- Psoriasis is an uncomfortable inflammatory skin condition that may lead to other health conditions, most commonly psoriatic arthritis.
- A recent study used a novel investigative method known as “spatial transcriptomics” to investigate what causes psoriasis and how the condition spreads.
- The researchers found the genetic changes associated with psoriasis skin lesions also appear in healthy skin elsewhere in the body, far removed from the visibly affected site.
- The results suggest specific molecular mechanisms by which psoriasis may lead to other diseases, such as heart disease and diabetes.
More than 7.5 million adults in the United States have psoriasis, according to the National Psoriasis Foundation.
These inflamed, itchy areas, or plaques, are scale-covered thick regions of epidermal tissue. Psoriasis is also associated with a range of other health problems.
There is currently no cure for psoriasis; it can flare up unexpectedly and cause discomfort.
In some cases, psoriasis may also lead to other health problems.
While psoriasis is recognized as a malfunctioning of the immune system, there is still much that is unknown about the condition.
Recently, researchers used a novel technique known as “spatial transcriptomics,” to learn more about psoriasis on a molecular level: how it behaves and how it could be linked to the development of other diseases.
The researchers used tissue-scaled mapping, or cartography, of psoriasis samples, which revealed increased genetic activity in dozens of molecular pathways linked to the development of chronic conditions like diabetes and cardiovascular disease.
The results of the study were published on June 2 in the journal Science.
Senior investigator Shruti Naik, Ph.D., assistant professor in pathology, medicine, and dermatology at NYU Langone Health, told Medical News Today:
“Though plaques are visible to the skin, psoriasis is more than skin deep. Currently, we have powerful treatments that control skin symptoms, but not a very good understanding of how the disease evolves from [the] skin to other areas of the body.”
For the study, researchers sought to develop objective diagnostic measures that would accurately predict severe psoriasis and identify people with a greater likelihood of developing related disorders.

****************

■ **Activity 1**:
Summarize the psoriasis article in two sentences.
■ **Activity 2**:
Write the next part of the psoriasis article, starting after its last sentence.

****************

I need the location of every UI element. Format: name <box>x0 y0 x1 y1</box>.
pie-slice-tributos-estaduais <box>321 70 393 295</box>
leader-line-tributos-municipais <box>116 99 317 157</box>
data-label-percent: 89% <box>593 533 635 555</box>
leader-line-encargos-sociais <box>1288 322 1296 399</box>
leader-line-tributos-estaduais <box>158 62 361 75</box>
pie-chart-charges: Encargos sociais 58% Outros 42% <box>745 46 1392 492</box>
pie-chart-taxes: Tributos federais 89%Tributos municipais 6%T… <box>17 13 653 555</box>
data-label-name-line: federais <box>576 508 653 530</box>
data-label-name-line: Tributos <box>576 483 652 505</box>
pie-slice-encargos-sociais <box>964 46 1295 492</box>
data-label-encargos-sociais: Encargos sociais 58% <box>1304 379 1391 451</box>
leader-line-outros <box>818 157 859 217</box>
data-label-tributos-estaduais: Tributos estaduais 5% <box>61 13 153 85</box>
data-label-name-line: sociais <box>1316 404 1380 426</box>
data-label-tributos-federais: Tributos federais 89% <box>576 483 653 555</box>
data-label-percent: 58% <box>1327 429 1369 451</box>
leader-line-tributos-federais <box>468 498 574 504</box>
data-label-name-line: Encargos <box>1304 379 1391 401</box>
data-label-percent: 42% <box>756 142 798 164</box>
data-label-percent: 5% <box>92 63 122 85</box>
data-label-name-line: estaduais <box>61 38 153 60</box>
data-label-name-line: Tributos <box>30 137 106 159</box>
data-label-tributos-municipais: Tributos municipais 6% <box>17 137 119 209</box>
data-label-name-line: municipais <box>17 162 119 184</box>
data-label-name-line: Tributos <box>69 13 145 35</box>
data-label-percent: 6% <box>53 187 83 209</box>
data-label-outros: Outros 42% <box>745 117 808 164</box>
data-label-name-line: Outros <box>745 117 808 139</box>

****************

■ **Answer section 1**:
Using a technique called spatial transcriptomics, researchers whose study appeared in Science found that genetic changes tied to psoriasis lesions also show up in healthy skin far from the affected site. They also found increased activity in dozens of molecular pathways linked to diabetes and cardiovascular disease, and they aimed to develop objective measures to predict severe psoriasis and identify people more likely to develop related disorders.

■ **Answer section 2**:
They analyzed five 4-millimeter punch biopsies from the flank, forearm, or buttocks of three healthy control participants, comparing them with 14 samples from 11 people with moderate to severe psoriasis skin lesions.
Nine of the participants with psoriasis also contributed a biopsy from a seemingly healthy, non-lesioned site.
The researchers arranged tissue samples on arrays barcoded with their locations.
They imaged samples at a tiny 50-micron resolution to assess gene expression by the type of cell observed and its location.
The researchers also accessed and included in their analysis publicly available srcRNA datasets for extracting even finer detail from their samples.
The study is unique in its use of spatial transcriptomics as a means of investigating psoriasis molecular behavior.
Spatial transcriptomics captures the locations of affected cells and suggests clues regarding the way in which they interact.
Transcriptomics has also allowed the construction of an increasingly comprehensive atlas of human cells. However, this atlas lacks information regarding the tissue context in which they operate, making interactions between cells challenging to deduce.
The researchers had hypothesized that mapping the locations of cells in their “microniches” — including how they differ in lesioned skin, non-lesioned skin, and healthy skin — might reveal previously unseen clues as to their behavior.
Spatial transcriptomics, therefore, maps out the locations of cells within microniches.
According to the study authors, up to 1 in 3 people with psoriasis develop psoriatic arthritis, a painful joint condition.
Dr. Lawrence Green, an American Academy of Dermatology fellow and clinical professor of dermatology at the George Washington University School of Medicine noted to MNT that “psoriasis is known to have a similar gene clustering as type 2 diabetes.”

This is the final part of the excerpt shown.